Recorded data
## Begin

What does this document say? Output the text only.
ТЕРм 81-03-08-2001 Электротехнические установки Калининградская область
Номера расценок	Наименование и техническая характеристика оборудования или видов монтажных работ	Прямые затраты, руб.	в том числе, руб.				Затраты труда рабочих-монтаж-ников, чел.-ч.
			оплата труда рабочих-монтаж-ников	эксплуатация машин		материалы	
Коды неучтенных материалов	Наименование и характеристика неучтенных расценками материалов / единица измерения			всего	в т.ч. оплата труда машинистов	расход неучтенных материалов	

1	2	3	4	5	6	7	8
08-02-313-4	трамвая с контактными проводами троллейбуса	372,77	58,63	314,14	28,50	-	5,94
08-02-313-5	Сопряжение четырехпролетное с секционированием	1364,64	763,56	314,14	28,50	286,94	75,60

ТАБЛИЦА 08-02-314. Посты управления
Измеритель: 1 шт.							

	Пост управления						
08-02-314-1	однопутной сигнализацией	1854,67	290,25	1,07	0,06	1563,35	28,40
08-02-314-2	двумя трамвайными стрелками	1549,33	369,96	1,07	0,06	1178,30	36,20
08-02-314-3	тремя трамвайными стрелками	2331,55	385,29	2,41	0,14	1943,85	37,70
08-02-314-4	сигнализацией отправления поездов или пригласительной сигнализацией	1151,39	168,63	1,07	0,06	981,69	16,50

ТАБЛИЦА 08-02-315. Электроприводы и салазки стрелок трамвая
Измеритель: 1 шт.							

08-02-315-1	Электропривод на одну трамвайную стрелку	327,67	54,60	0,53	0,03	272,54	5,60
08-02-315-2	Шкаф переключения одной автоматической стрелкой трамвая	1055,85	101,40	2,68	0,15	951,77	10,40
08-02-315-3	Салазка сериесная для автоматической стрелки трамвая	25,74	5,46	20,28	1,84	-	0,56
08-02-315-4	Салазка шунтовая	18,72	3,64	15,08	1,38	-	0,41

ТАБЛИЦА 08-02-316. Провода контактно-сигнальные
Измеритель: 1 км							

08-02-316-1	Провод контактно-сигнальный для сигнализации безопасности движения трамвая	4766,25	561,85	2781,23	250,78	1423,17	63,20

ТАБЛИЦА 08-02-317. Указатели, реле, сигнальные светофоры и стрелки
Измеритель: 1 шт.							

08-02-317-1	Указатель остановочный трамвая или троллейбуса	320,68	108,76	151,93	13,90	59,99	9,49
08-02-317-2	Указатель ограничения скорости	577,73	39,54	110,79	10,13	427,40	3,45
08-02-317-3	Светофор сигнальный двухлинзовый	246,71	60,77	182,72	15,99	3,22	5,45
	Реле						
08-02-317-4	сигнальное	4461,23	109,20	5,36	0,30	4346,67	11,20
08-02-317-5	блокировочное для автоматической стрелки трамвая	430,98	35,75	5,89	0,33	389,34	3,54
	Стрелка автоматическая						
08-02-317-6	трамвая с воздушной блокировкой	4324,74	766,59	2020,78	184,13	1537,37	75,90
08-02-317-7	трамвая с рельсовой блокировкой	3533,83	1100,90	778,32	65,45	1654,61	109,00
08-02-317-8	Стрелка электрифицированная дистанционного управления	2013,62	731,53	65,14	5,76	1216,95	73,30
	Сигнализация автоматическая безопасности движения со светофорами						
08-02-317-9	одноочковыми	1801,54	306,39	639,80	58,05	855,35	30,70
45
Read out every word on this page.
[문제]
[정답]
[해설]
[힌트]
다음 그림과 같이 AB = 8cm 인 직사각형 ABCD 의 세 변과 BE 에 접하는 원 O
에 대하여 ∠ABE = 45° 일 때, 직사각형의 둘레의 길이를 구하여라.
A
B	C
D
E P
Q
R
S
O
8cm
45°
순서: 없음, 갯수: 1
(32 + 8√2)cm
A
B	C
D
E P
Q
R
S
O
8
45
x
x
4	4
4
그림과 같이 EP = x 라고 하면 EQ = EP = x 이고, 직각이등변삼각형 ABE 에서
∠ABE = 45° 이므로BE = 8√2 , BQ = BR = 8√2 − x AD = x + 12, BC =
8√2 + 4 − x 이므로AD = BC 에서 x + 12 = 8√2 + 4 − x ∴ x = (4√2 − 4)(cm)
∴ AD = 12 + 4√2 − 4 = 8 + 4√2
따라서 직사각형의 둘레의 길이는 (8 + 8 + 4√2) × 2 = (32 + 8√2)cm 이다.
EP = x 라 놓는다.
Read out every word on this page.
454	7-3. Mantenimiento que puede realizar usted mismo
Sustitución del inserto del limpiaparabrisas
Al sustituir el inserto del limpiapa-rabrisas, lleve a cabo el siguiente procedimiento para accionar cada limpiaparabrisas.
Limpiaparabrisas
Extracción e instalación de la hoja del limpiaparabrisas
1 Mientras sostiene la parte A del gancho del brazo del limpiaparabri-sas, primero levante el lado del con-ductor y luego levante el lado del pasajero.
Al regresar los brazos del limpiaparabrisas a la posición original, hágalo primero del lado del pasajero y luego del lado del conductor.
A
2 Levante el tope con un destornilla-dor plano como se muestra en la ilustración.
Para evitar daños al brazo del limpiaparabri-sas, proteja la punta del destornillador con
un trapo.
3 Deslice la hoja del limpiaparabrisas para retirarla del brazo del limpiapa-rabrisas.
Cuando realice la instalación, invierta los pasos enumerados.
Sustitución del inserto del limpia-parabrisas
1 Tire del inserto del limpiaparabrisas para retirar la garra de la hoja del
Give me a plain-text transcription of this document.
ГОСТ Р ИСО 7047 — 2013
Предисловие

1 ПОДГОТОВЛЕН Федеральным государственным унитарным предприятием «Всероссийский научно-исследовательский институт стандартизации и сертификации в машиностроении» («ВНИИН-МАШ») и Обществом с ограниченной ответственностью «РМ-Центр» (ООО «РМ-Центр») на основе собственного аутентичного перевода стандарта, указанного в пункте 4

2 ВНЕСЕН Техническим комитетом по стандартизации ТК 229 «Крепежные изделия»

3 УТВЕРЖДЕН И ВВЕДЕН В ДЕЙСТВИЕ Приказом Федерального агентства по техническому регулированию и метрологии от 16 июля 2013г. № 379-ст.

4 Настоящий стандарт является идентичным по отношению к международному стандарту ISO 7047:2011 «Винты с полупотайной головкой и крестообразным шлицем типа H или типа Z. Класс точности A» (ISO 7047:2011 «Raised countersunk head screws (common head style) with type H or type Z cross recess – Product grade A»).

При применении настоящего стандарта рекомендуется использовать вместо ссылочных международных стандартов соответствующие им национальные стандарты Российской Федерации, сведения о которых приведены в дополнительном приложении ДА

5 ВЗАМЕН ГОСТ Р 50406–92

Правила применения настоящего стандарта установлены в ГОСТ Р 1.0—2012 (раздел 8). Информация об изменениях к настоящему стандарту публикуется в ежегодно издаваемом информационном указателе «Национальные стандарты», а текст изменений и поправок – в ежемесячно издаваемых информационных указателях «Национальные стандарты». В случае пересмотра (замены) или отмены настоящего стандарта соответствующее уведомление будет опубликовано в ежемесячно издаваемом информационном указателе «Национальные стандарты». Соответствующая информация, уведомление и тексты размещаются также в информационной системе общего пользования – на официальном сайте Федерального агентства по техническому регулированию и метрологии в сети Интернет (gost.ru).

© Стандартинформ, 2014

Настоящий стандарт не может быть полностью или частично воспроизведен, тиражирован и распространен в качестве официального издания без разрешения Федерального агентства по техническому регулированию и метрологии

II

## End

REQUIREMENT:
Take the listing above and write it out again exactly.

TASK OUTPUT:
What does this document say? Output the text only.
ТЕРм 81-03-08-2001 Электротехнические установки Калининградская область
Номера расценок	Наименование и техническая характеристика оборудования или видов монтажных работ	Прямые затраты, руб.	в том числе, руб.				Затраты труда рабочих-монтаж-ников, чел.-ч.
			оплата труда рабочих-монтаж-ников	эксплуатация машин		материалы	
Коды неучтенных материалов	Наименование и характеристика неучтенных расценками материалов / единица измерения			всего	в т.ч. оплата труда машинистов	расход неучтенных материалов	

1	2	3	4	5	6	7	8
08-02-313-4	трамвая с контактными проводами троллейбуса	372,77	58,63	314,14	28,50	-	5,94
08-02-313-5	Сопряжение четырехпролетное с секционированием	1364,64	763,56	314,14	28,50	286,94	75,60

ТАБЛИЦА 08-02-314. Посты управления
Измеритель: 1 шт.							

	Пост управления						
08-02-314-1	однопутной сигнализацией	1854,67	290,25	1,07	0,06	1563,35	28,40
08-02-314-2	двумя трамвайными стрелками	1549,33	369,96	1,07	0,06	1178,30	36,20
08-02-314-3	тремя трамвайными стрелками	2331,55	385,29	2,41	0,14	1943,85	37,70
08-02-314-4	сигнализацией отправления поездов или пригласительной сигнализацией	1151,39	168,63	1,07	0,06	981,69	16,50

ТАБЛИЦА 08-02-315. Электроприводы и салазки стрелок трамвая
Измеритель: 1 шт.							

08-02-315-1	Электропривод на одну трамвайную стрелку	327,67	54,60	0,53	0,03	272,54	5,60
08-02-315-2	Шкаф переключения одной автоматической стрелкой трамвая	1055,85	101,40	2,68	0,15	951,77	10,40
08-02-315-3	Салазка сериесная для автоматической стрелки трамвая	25,74	5,46	20,28	1,84	-	0,56
08-02-315-4	Салазка шунтовая	18,72	3,64	15,08	1,38	-	0,41

ТАБЛИЦА 08-02-316. Провода контактно-сигнальные
Измеритель: 1 км							

08-02-316-1	Провод контактно-сигнальный для сигнализации безопасности движения трамвая	4766,25	561,85	2781,23	250,78	1423,17	63,20

ТАБЛИЦА 08-02-317. Указатели, реле, сигнальные светофоры и стрелки
Измеритель: 1 шт.							

08-02-317-1	Указатель остановочный трамвая или троллейбуса	320,68	108,76	151,93	13,90	59,99	9,49
08-02-317-2	Указатель ограничения скорости	577,73	39,54	110,79	10,13	427,40	3,45
08-02-317-3	Светофор сигнальный двухлинзовый	246,71	60,77	182,72	15,99	3,22	5,45
	Реле						
08-02-317-4	сигнальное	4461,23	109,20	5,36	0,30	4346,67	11,20
08-02-317-5	блокировочное для автоматической стрелки трамвая	430,98	35,75	5,89	0,33	389,34	3,54
	Стрелка автоматическая						
08-02-317-6	трамвая с воздушной блокировкой	4324,74	766,59	2020,78	184,13	1537,37	75,90
08-02-317-7	трамвая с рельсовой блокировкой	3533,83	1100,90	778,32	65,45	1654,61	109,00
08-02-317-8	Стрелка электрифицированная дистанционного управления	2013,62	731,53	65,14	5,76	1216,95	73,30
	Сигнализация автоматическая безопасности движения со светофорами						
08-02-317-9	одноочковыми	1801,54	306,39	639,80	58,05	855,35	30,70
45
Read out every word on this page.
[문제]
[정답]
[해설]
[힌트]
다음 그림과 같이 AB = 8cm 인 직사각형 ABCD 의 세 변과 BE 에 접하는 원 O
에 대하여 ∠ABE = 45° 일 때, 직사각형의 둘레의 길이를 구하여라.
A
B	C
D
E P
Q
R
S
O
8cm
45°
순서: 없음, 갯수: 1
(32 + 8√2)cm
A
B	C
D
E P
Q
R
S
O
8
45
x
x
4	4
4
그림과 같이 EP = x 라고 하면 EQ = EP = x 이고, 직각이등변삼각형 ABE 에서
∠ABE = 45° 이므로BE = 8√2 , BQ = BR = 8√2 − x AD = x + 12, BC =
8√2 + 4 − x 이므로AD = BC 에서 x + 12 = 8√2 + 4 − x ∴ x = (4√2 − 4)(cm)
∴ AD = 12 + 4√2 − 4 = 8 + 4√2
따라서 직사각형의 둘레의 길이는 (8 + 8 + 4√2) × 2 = (32 + 8√2)cm 이다.
EP = x 라 놓는다.
Read out every word on this page.
454	7-3. Mantenimiento que puede realizar usted mismo
Sustitución del inserto del limpiaparabrisas
Al sustituir el inserto del limpiapa-rabrisas, lleve a cabo el siguiente procedimiento para accionar cada limpiaparabrisas.
Limpiaparabrisas
Extracción e instalación de la hoja del limpiaparabrisas
1 Mientras sostiene la parte A del gancho del brazo del limpiaparabri-sas, primero levante el lado del con-ductor y luego levante el lado del pasajero.
Al regresar los brazos del limpiaparabrisas a la posición original, hágalo primero del lado del pasajero y luego del lado del conductor.
A
2 Levante el tope con un destornilla-dor plano como se muestra en la ilustración.
Para evitar daños al brazo del limpiaparabri-sas, proteja la punta del destornillador con
un trapo.
3 Deslice la hoja del limpiaparabrisas para retirarla del brazo del limpiapa-rabrisas.
Cuando realice la instalación, invierta los pasos enumerados.
Sustitución del inserto del limpia-parabrisas
1 Tire del inserto del limpiaparabrisas para retirar la garra de la hoja del
Give me a plain-text transcription of this document.
ГОСТ Р ИСО 7047 — 2013
Предисловие

1 ПОДГОТОВЛЕН Федеральным государственным унитарным предприятием «Всероссийский научно-исследовательский институт стандартизации и сертификации в машиностроении» («ВНИИН-МАШ») и Обществом с ограниченной ответственностью «РМ-Центр» (ООО «РМ-Центр») на основе собственного аутентичного перевода стандарта, указанного в пункте 4

2 ВНЕСЕН Техническим комитетом по стандартизации ТК 229 «Крепежные изделия»

3 УТВЕРЖДЕН И ВВЕДЕН В ДЕЙСТВИЕ Приказом Федерального агентства по техническому регулированию и метрологии от 16 июля 2013г. № 379-ст.

4 Настоящий стандарт является идентичным по отношению к международному стандарту ISO 7047:2011 «Винты с полупотайной головкой и крестообразным шлицем типа H или типа Z. Класс точности A» (ISO 7047:2011 «Raised countersunk head screws (common head style) with type H or type Z cross recess – Product grade A»).

При применении настоящего стандарта рекомендуется использовать вместо ссылочных международных стандартов соответствующие им национальные стандарты Российской Федерации, сведения о которых приведены в дополнительном приложении ДА

5 ВЗАМЕН ГОСТ Р 50406–92

Правила применения настоящего стандарта установлены в ГОСТ Р 1.0—2012 (раздел 8). Информация об изменениях к настоящему стандарту публикуется в ежегодно издаваемом информационном указателе «Национальные стандарты», а текст изменений и поправок – в ежемесячно издаваемых информационных указателях «Национальные стандарты». В случае пересмотра (замены) или отмены настоящего стандарта соответствующее уведомление будет опубликовано в ежемесячно издаваемом информационном указателе «Национальные стандарты». Соответствующая информация, уведомление и тексты размещаются также в информационной системе общего пользования – на официальном сайте Федерального агентства по техническому регулированию и метрологии в сети Интернет (gost.ru).

© Стандартинформ, 2014

Настоящий стандарт не может быть полностью или частично воспроизведен, тиражирован и распространен в качестве официального издания без разрешения Федерального агентства по техническому регулированию и метрологии

II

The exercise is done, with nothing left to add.